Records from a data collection
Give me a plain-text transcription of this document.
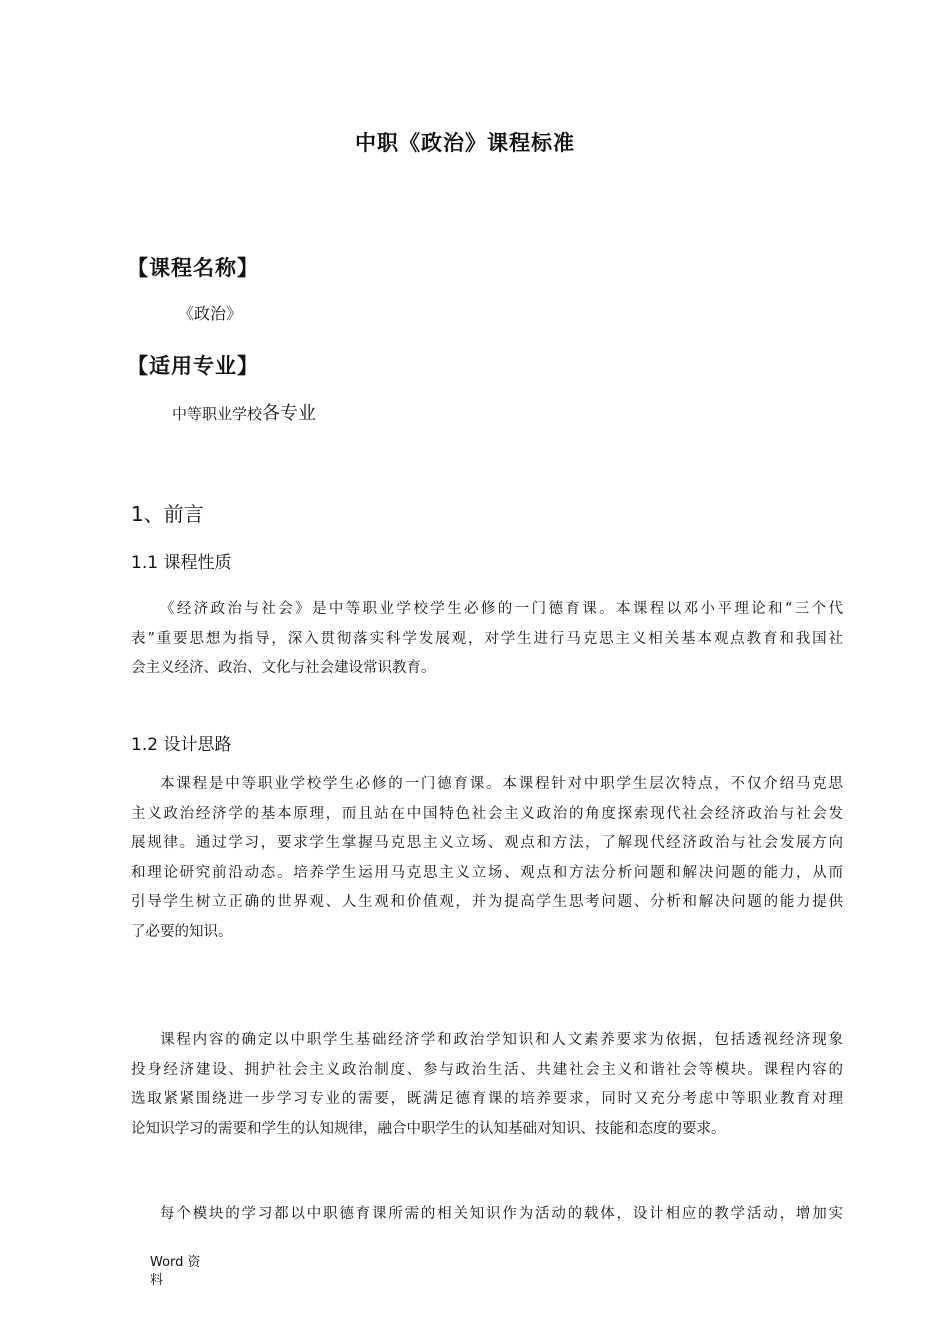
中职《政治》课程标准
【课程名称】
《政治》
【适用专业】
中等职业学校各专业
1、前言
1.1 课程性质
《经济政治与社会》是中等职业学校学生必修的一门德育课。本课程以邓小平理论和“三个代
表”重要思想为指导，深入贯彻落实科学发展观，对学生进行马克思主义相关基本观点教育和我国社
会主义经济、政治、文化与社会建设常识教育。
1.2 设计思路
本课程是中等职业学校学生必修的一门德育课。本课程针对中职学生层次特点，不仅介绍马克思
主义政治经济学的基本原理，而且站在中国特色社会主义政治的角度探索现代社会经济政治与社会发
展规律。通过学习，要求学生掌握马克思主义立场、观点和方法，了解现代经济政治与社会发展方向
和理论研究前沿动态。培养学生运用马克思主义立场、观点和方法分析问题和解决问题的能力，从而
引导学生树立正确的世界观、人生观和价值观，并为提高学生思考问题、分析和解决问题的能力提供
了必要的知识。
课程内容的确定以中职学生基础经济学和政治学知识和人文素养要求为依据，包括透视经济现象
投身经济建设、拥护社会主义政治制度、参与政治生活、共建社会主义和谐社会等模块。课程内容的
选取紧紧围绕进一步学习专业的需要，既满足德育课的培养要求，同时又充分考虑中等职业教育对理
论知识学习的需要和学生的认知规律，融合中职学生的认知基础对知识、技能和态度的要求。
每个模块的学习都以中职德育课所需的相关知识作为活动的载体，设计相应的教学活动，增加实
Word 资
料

YOUR GOAL
Copy everything in the records above except the pictures, exactly as written.

EXERCISE OUTPUT
Give me a plain-text transcription of this document.
中职《政治》课程标准
【课程名称】
《政治》
【适用专业】
中等职业学校各专业
1、前言
1.1 课程性质
《经济政治与社会》是中等职业学校学生必修的一门德育课。本课程以邓小平理论和“三个代
表”重要思想为指导，深入贯彻落实科学发展观，对学生进行马克思主义相关基本观点教育和我国社
会主义经济、政治、文化与社会建设常识教育。
1.2 设计思路
本课程是中等职业学校学生必修的一门德育课。本课程针对中职学生层次特点，不仅介绍马克思
主义政治经济学的基本原理，而且站在中国特色社会主义政治的角度探索现代社会经济政治与社会发
展规律。通过学习，要求学生掌握马克思主义立场、观点和方法，了解现代经济政治与社会发展方向
和理论研究前沿动态。培养学生运用马克思主义立场、观点和方法分析问题和解决问题的能力，从而
引导学生树立正确的世界观、人生观和价值观，并为提高学生思考问题、分析和解决问题的能力提供
了必要的知识。
课程内容的确定以中职学生基础经济学和政治学知识和人文素养要求为依据，包括透视经济现象
投身经济建设、拥护社会主义政治制度、参与政治生活、共建社会主义和谐社会等模块。课程内容的
选取紧紧围绕进一步学习专业的需要，既满足德育课的培养要求，同时又充分考虑中等职业教育对理
论知识学习的需要和学生的认知规律，融合中职学生的认知基础对知识、技能和态度的要求。
每个模块的学习都以中职德育课所需的相关知识作为活动的载体，设计相应的教学活动，增加实
Word 资
料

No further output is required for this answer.